## WHAT TO WORK ON
Each entry below must be repeated word for word.

## TASK MATERIAL
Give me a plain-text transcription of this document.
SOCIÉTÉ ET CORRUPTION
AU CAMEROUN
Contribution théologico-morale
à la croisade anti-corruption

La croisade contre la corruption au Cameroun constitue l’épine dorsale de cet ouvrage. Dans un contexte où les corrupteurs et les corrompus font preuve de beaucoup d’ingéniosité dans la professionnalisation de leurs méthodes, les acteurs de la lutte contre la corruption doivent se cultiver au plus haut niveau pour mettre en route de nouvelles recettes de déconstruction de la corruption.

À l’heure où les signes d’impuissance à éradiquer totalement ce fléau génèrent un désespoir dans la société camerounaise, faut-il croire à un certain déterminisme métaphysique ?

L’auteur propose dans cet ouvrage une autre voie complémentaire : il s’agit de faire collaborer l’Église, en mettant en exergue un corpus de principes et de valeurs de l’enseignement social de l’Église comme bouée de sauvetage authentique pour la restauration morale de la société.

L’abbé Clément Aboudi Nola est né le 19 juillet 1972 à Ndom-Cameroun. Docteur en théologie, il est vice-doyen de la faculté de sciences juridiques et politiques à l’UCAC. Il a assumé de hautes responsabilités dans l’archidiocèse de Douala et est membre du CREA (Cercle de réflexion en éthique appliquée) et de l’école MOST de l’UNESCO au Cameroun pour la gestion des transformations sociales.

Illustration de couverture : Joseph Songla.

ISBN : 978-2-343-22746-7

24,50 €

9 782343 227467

## ANSWER BELOW
Give me a plain-text transcription of this document.
SOCIÉTÉ ET CORRUPTION
AU CAMEROUN
Contribution théologico-morale
à la croisade anti-corruption

La croisade contre la corruption au Cameroun constitue l’épine dorsale de cet ouvrage. Dans un contexte où les corrupteurs et les corrompus font preuve de beaucoup d’ingéniosité dans la professionnalisation de leurs méthodes, les acteurs de la lutte contre la corruption doivent se cultiver au plus haut niveau pour mettre en route de nouvelles recettes de déconstruction de la corruption.

À l’heure où les signes d’impuissance à éradiquer totalement ce fléau génèrent un désespoir dans la société camerounaise, faut-il croire à un certain déterminisme métaphysique ?

L’auteur propose dans cet ouvrage une autre voie complémentaire : il s’agit de faire collaborer l’Église, en mettant en exergue un corpus de principes et de valeurs de l’enseignement social de l’Église comme bouée de sauvetage authentique pour la restauration morale de la société.

L’abbé Clément Aboudi Nola est né le 19 juillet 1972 à Ndom-Cameroun. Docteur en théologie, il est vice-doyen de la faculté de sciences juridiques et politiques à l’UCAC. Il a assumé de hautes responsabilités dans l’archidiocèse de Douala et est membre du CREA (Cercle de réflexion en éthique appliquée) et de l’école MOST de l’UNESCO au Cameroun pour la gestion des transformations sociales.

Illustration de couverture : Joseph Songla.

ISBN : 978-2-343-22746-7

24,50 €

9 782343 227467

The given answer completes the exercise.